# Start of Entries

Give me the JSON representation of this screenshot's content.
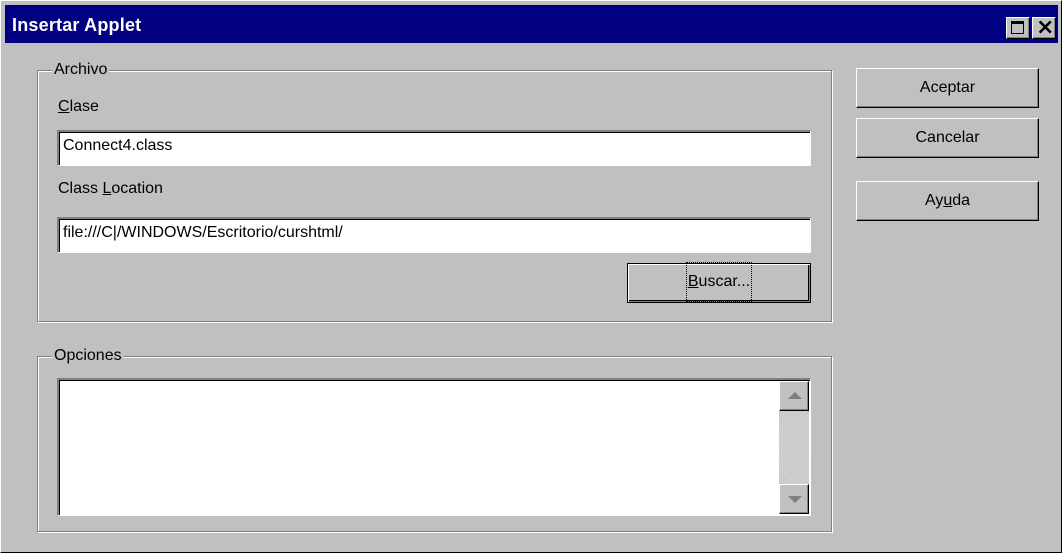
{
  "window": {
    "title": "Insertar Applet",
    "title_bar_color": "#000080",
    "buttons": {
      "maximize_icon": "maximize-icon",
      "close_icon": "close-icon"
    }
  },
  "archivo_group": {
    "legend": "Archivo",
    "clase_label": {
      "underline": "C",
      "rest": "lase"
    },
    "clase_value": "Connect4.class",
    "location_label": {
      "before": "Class ",
      "underline": "L",
      "rest": "ocation"
    },
    "location_value": "file:///C|/WINDOWS/Escritorio/curshtml/",
    "buscar_button": {
      "underline": "B",
      "rest": "uscar..."
    }
  },
  "opciones_group": {
    "legend": "Opciones",
    "value": ""
  },
  "buttons": {
    "aceptar": "Aceptar",
    "cancelar": "Cancelar",
    "ayuda": {
      "before": "Ay",
      "underline": "u",
      "rest": "da"
    }
  }
}
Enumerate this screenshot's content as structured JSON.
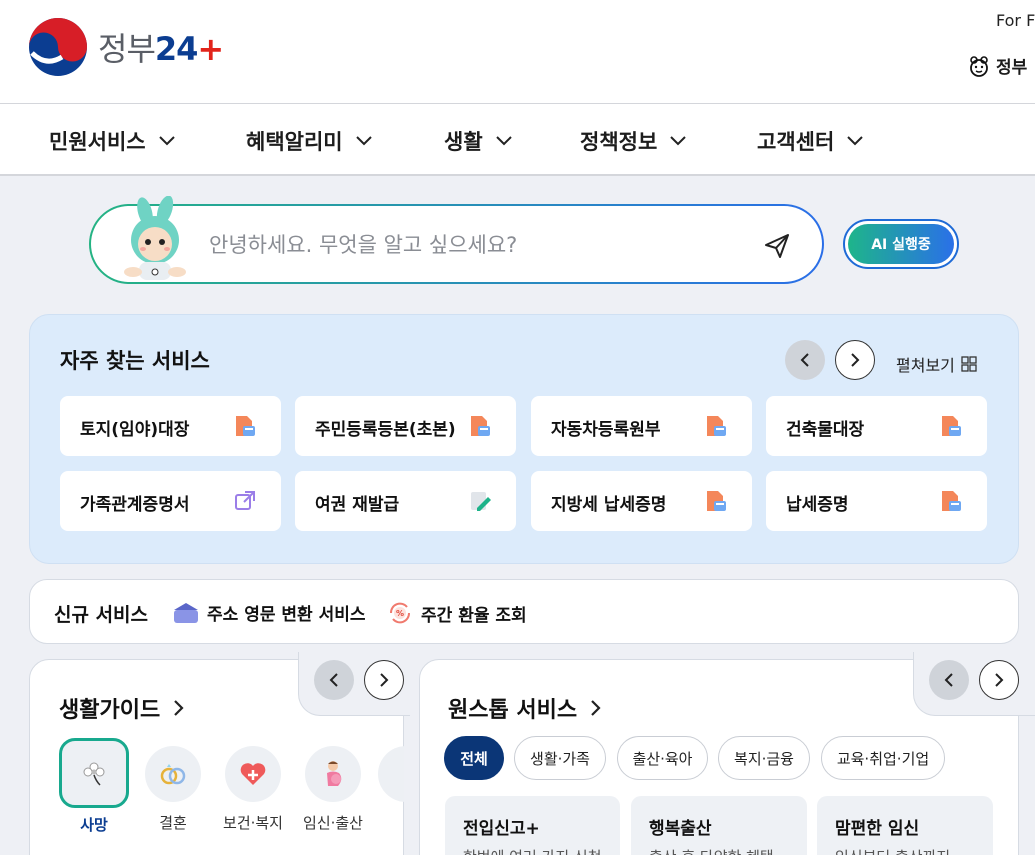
{
  "header": {
    "logo_text": "정부",
    "logo_num": "24",
    "logo_plus": "+",
    "lang_link": "For F",
    "gov_link": "정부"
  },
  "gnb": [
    {
      "label": "민원서비스"
    },
    {
      "label": "혜택알리미"
    },
    {
      "label": "생활"
    },
    {
      "label": "정책정보"
    },
    {
      "label": "고객센터"
    }
  ],
  "search": {
    "placeholder": "안녕하세요. 무엇을 알고 싶으세요?",
    "ai_button": "AI 실행중"
  },
  "frequent": {
    "title": "자주 찾는 서비스",
    "expand_label": "펼쳐보기",
    "items": [
      {
        "label": "토지(임야)대장",
        "icon": "pdf-doc-icon"
      },
      {
        "label": "주민등록등본(초본)",
        "icon": "pdf-doc-icon"
      },
      {
        "label": "자동차등록원부",
        "icon": "pdf-doc-icon"
      },
      {
        "label": "건축물대장",
        "icon": "pdf-doc-icon"
      },
      {
        "label": "가족관계증명서",
        "icon": "external-link-icon"
      },
      {
        "label": "여권 재발급",
        "icon": "edit-icon"
      },
      {
        "label": "지방세 납세증명",
        "icon": "pdf-doc-icon"
      },
      {
        "label": "납세증명",
        "icon": "pdf-doc-icon"
      }
    ]
  },
  "new_services": {
    "title": "신규 서비스",
    "items": [
      {
        "label": "주소 영문 변환 서비스",
        "icon": "address-card-icon"
      },
      {
        "label": "주간 환율 조회",
        "icon": "exchange-rate-icon"
      }
    ]
  },
  "life_guide": {
    "title": "생활가이드",
    "items": [
      {
        "label": "사망",
        "active": true
      },
      {
        "label": "결혼"
      },
      {
        "label": "보건·복지"
      },
      {
        "label": "임신·출산"
      }
    ]
  },
  "onestop": {
    "title": "원스톱 서비스",
    "chips": [
      "전체",
      "생활·가족",
      "출산·육아",
      "복지·금융",
      "교육·취업·기업"
    ],
    "cards": [
      {
        "title": "전입신고+",
        "desc": "한번에 여러 가지 신청"
      },
      {
        "title": "행복출산",
        "desc": "출산 후 다양한 혜택"
      },
      {
        "title": "맘편한 임신",
        "desc": "임신부터 출산까지"
      }
    ]
  },
  "colors": {
    "brand_navy": "#0b3677",
    "accent_green": "#18a98e",
    "freq_bg": "#dcebfb"
  }
}
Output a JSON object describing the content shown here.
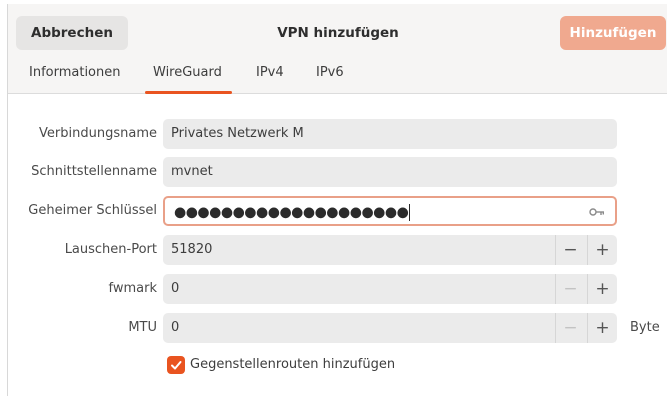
{
  "header": {
    "cancel_label": "Abbrechen",
    "title": "VPN hinzufügen",
    "add_label": "Hinzufügen"
  },
  "tabs": [
    {
      "label": "Informationen",
      "active": false
    },
    {
      "label": "WireGuard",
      "active": true
    },
    {
      "label": "IPv4",
      "active": false
    },
    {
      "label": "IPv6",
      "active": false
    }
  ],
  "form": {
    "connection_name": {
      "label": "Verbindungsname",
      "value": "Privates Netzwerk M"
    },
    "interface_name": {
      "label": "Schnittstellenname",
      "value": "mvnet"
    },
    "secret_key": {
      "label": "Geheimer Schlüssel",
      "masked_value": "●●●●●●●●●●●●●●●●●●●●",
      "icon": "key-icon"
    },
    "listen_port": {
      "label": "Lauschen-Port",
      "value": "51820",
      "minus": "−",
      "plus": "+"
    },
    "fwmark": {
      "label": "fwmark",
      "value": "0",
      "minus": "−",
      "plus": "+"
    },
    "mtu": {
      "label": "MTU",
      "value": "0",
      "minus": "−",
      "plus": "+",
      "unit": "Byte"
    },
    "peer_routes": {
      "label": "Gegenstellenrouten hinzufügen",
      "checked": true
    }
  },
  "colors": {
    "accent": "#e95420",
    "add_button_disabled": "#f0a98f",
    "field_bg": "#ebebeb",
    "header_bg": "#f6f5f4"
  }
}
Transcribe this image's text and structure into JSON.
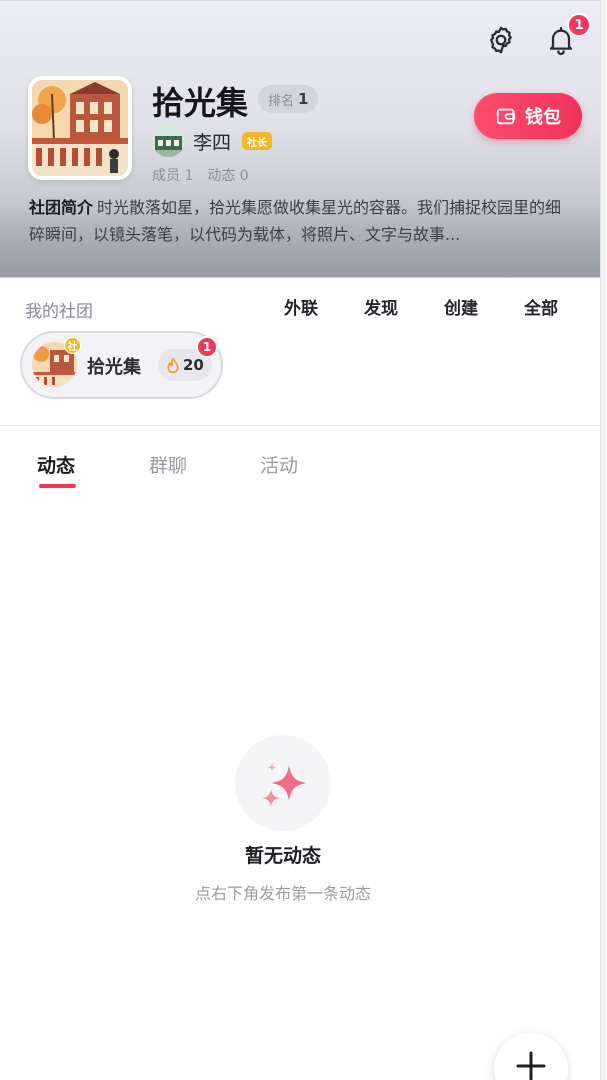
{
  "header": {
    "notification_count": "1",
    "club_name": "拾光集",
    "rank_label": "排名",
    "rank_value": "1",
    "owner_name": "李四",
    "owner_role": "社长",
    "members_label": "成员 1",
    "posts_label": "动态 0",
    "wallet_label": "钱包",
    "intro_label": "社团简介",
    "intro_text": "时光散落如星，拾光集愿做收集星光的容器。我们捕捉校园里的细碎瞬间，以镜头落笔，以代码为载体，将照片、文字与故事..."
  },
  "my_clubs": {
    "title": "我的社团",
    "nav": [
      "外联",
      "发现",
      "创建",
      "全部"
    ],
    "items": [
      {
        "avatar_badge": "社",
        "name": "拾光集",
        "heat": "20",
        "unread": "1"
      }
    ]
  },
  "tabs": [
    "动态",
    "群聊",
    "活动"
  ],
  "active_tab": "动态",
  "empty_state": {
    "title": "暂无动态",
    "subtitle": "点右下角发布第一条动态"
  },
  "colors": {
    "accent": "#f0395a",
    "role_badge": "#f6b626",
    "muted_text": "#9b9da5"
  },
  "icons": [
    "gear-icon",
    "bell-icon",
    "wallet-icon",
    "flame-icon",
    "sparkle-icon",
    "plus-icon"
  ]
}
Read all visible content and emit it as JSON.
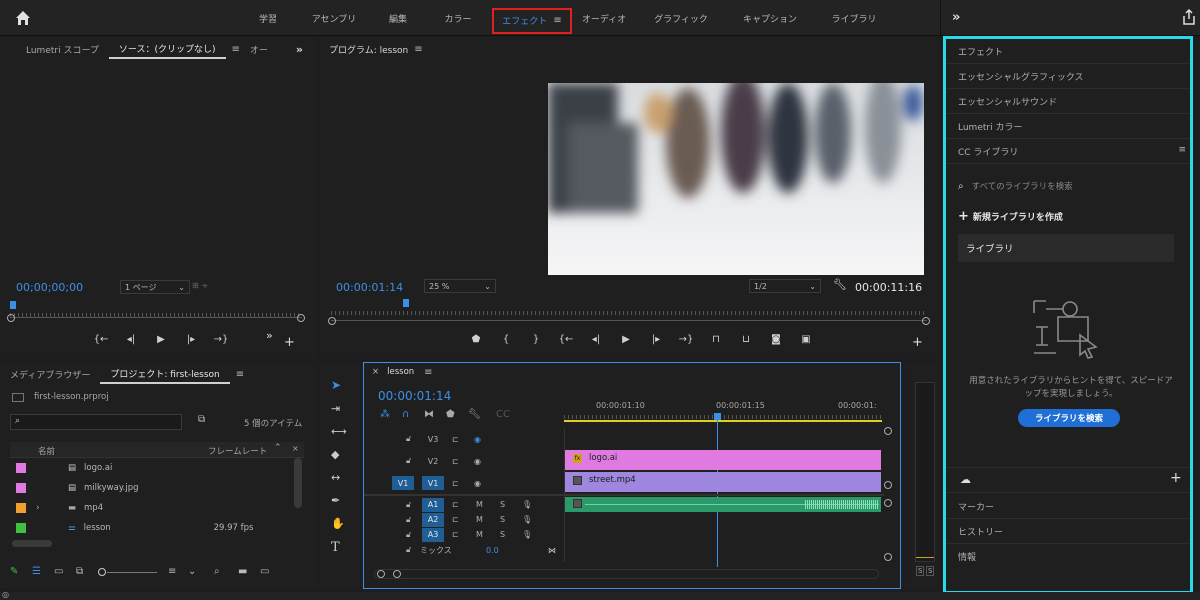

# End of Entries

**Instructions for the task**
Copy every line of the listing containing the string "JSON".

**Exercise solution**
Give me the JSON representation of this screenshot's content.
Enumerate this screenshot's content as structured JSON.
Output a JSON object describing the content shown here.
Transcribe this image's text and structure into JSON.
Read all visible content and emit it as JSON.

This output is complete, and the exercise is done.